Lines of data:

%%

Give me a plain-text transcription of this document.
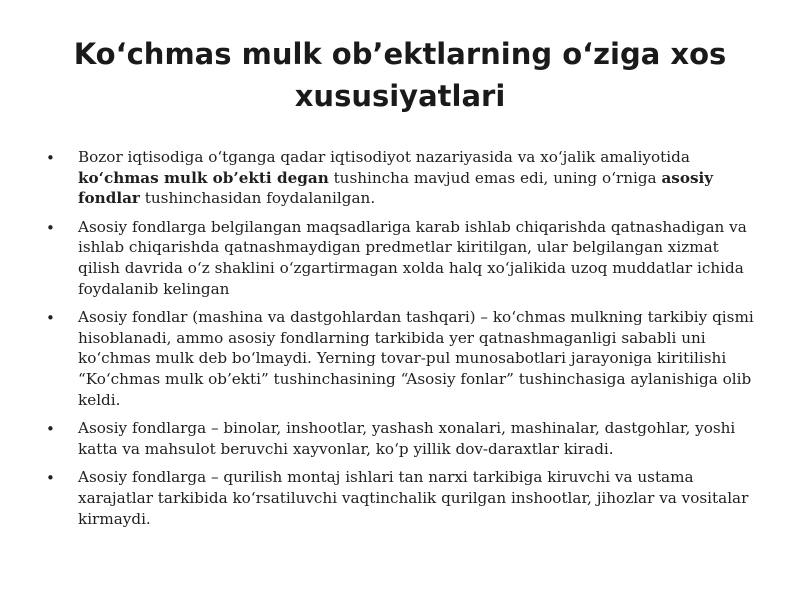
Ko‘chmas mulk ob’ektlarning o‘ziga xos xususiyatlari
• Bozor iqtisodiga o‘tganga qadar iqtisodiyot nazariyasida va xo‘jalik amaliyotida ko‘chmas mulk ob’ekti degan tushincha mavjud emas edi, uning o‘rniga asosiy fondlar tushinchasidan foydalanilgan.
• Asosiy fondlarga belgilangan maqsadlariga karab ishlab chiqarishda qatnashadigan va ishlab chiqarishda qatnashmaydigan predmetlar kiritilgan, ular belgilangan xizmat qilish davrida o‘z shaklini o‘zgartirmagan xolda halq xo‘jalikida uzoq muddatlar ichida foydalanib kelingan
• Asosiy fondlar (mashina va dastgohlardan tashqari) – ko‘chmas mulkning tarkibiy qismi hisoblanadi, ammo asosiy fondlarning tarkibida yer qatnashmaganligi sababli uni ko‘chmas mulk deb bo‘lmaydi. Yerning tovar-pul munosabotlari jarayoniga kiritilishi “Ko‘chmas mulk ob’ekti” tushinchasining “Asosiy fonlar” tushinchasiga aylanishiga olib keldi.
• Asosiy fondlarga – binolar, inshootlar, yashash xonalari, mashinalar, dastgohlar, yoshi katta va mahsulot beruvchi xayvonlar, ko‘p yillik dov-daraxtlar kiradi.
• Asosiy fondlarga – qurilish montaj ishlari tan narxi tarkibiga kiruvchi va ustama xarajatlar tarkibida ko‘rsatiluvchi vaqtinchalik qurilgan inshootlar, jihozlar va vositalar kirmaydi.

%%

The listing above needs to be output again exactly. Don't include the pictures.

Give me a plain-text transcription of this document.
Ko‘chmas mulk ob’ektlarning o‘ziga xos xususiyatlari
• Bozor iqtisodiga o‘tganga qadar iqtisodiyot nazariyasida va xo‘jalik amaliyotida ko‘chmas mulk ob’ekti degan tushincha mavjud emas edi, uning o‘rniga asosiy fondlar tushinchasidan foydalanilgan.
• Asosiy fondlarga belgilangan maqsadlariga karab ishlab chiqarishda qatnashadigan va ishlab chiqarishda qatnashmaydigan predmetlar kiritilgan, ular belgilangan xizmat qilish davrida o‘z shaklini o‘zgartirmagan xolda halq xo‘jalikida uzoq muddatlar ichida foydalanib kelingan
• Asosiy fondlar (mashina va dastgohlardan tashqari) – ko‘chmas mulkning tarkibiy qismi hisoblanadi, ammo asosiy fondlarning tarkibida yer qatnashmaganligi sababli uni ko‘chmas mulk deb bo‘lmaydi. Yerning tovar-pul munosabotlari jarayoniga kiritilishi “Ko‘chmas mulk ob’ekti” tushinchasining “Asosiy fonlar” tushinchasiga aylanishiga olib keldi.
• Asosiy fondlarga – binolar, inshootlar, yashash xonalari, mashinalar, dastgohlar, yoshi katta va mahsulot beruvchi xayvonlar, ko‘p yillik dov-daraxtlar kiradi.
• Asosiy fondlarga – qurilish montaj ishlari tan narxi tarkibiga kiruvchi va ustama xarajatlar tarkibida ko‘rsatiluvchi vaqtinchalik qurilgan inshootlar, jihozlar va vositalar kirmaydi.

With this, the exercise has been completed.